── DATA TO PROCESS ──

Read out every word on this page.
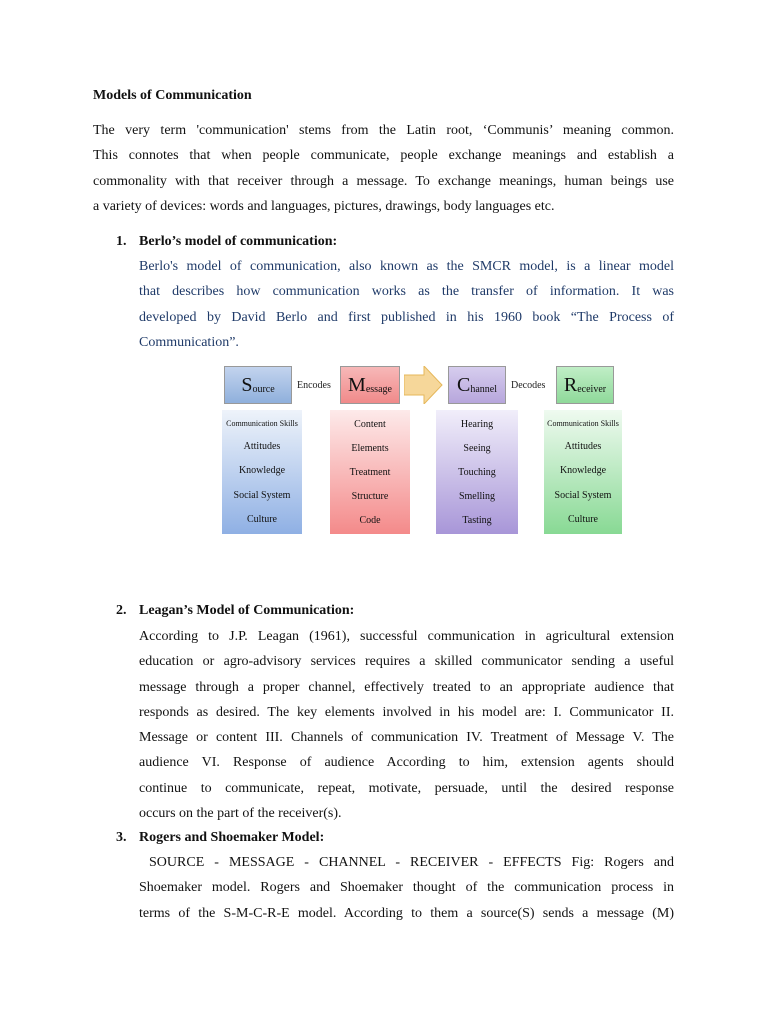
Models of Communication
The very term 'communication' stems from the Latin root, ‘Communis’ meaning common.
This connotes that when people communicate, people exchange meanings and establish a
commonality with that receiver through a message. To exchange meanings, human beings use
a variety of devices: words and languages, pictures, drawings, body languages etc.
1. Berlo’s model of communication:
Berlo's model of communication, also known as the SMCR model, is a linear model
that describes how communication works as the transfer of information. It was
developed by David Berlo and first published in his 1960 book “The Process of
Communication”.
S ource Encodes M essage	C hannel Decodes R eceiver
Communication Skills
Attitudes
Knowledge
Social System
Culture
Content
Elements
Treatment
Structure
Code
Hearing
Seeing
Touching
Smelling
Tasting
Communication Skills
Attitudes
Knowledge
Social System
Culture
2. Leagan’s Model of Communication:
According to J.P. Leagan (1961), successful communication in agricultural extension
education or agro-advisory services requires a skilled communicator sending a useful
message through a proper channel, effectively treated to an appropriate audience that
responds as desired. The key elements involved in his model are: I. Communicator II.
Message or content III. Channels of communication IV. Treatment of Message V. The
audience VI. Response of audience According to him, extension agents should
continue to communicate, repeat, motivate, persuade, until the desired response
occurs on the part of the receiver(s).
3. Rogers and Shoemaker Model:
SOURCE - MESSAGE - CHANNEL - RECEIVER - EFFECTS Fig: Rogers and
Shoemaker model. Rogers and Shoemaker thought of the communication process in
terms of the S-M-C-R-E model. According to them a source(S) sends a message (M)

───

=== STATED GOAL ===
Leave out the pictures and give the rest of the records again exactly.

=== ANSWER ===
Read out every word on this page.
Models of Communication
The very term 'communication' stems from the Latin root, ‘Communis’ meaning common.
This connotes that when people communicate, people exchange meanings and establish a
commonality with that receiver through a message. To exchange meanings, human beings use
a variety of devices: words and languages, pictures, drawings, body languages etc.
1. Berlo’s model of communication:
Berlo's model of communication, also known as the SMCR model, is a linear model
that describes how communication works as the transfer of information. It was
developed by David Berlo and first published in his 1960 book “The Process of
Communication”.
S ource Encodes M essage	C hannel Decodes R eceiver
Communication Skills
Attitudes
Knowledge
Social System
Culture
Content
Elements
Treatment
Structure
Code
Hearing
Seeing
Touching
Smelling
Tasting
Communication Skills
Attitudes
Knowledge
Social System
Culture
2. Leagan’s Model of Communication:
According to J.P. Leagan (1961), successful communication in agricultural extension
education or agro-advisory services requires a skilled communicator sending a useful
message through a proper channel, effectively treated to an appropriate audience that
responds as desired. The key elements involved in his model are: I. Communicator II.
Message or content III. Channels of communication IV. Treatment of Message V. The
audience VI. Response of audience According to him, extension agents should
continue to communicate, repeat, motivate, persuade, until the desired response
occurs on the part of the receiver(s).
3. Rogers and Shoemaker Model:
SOURCE - MESSAGE - CHANNEL - RECEIVER - EFFECTS Fig: Rogers and
Shoemaker model. Rogers and Shoemaker thought of the communication process in
terms of the S-M-C-R-E model. According to them a source(S) sends a message (M)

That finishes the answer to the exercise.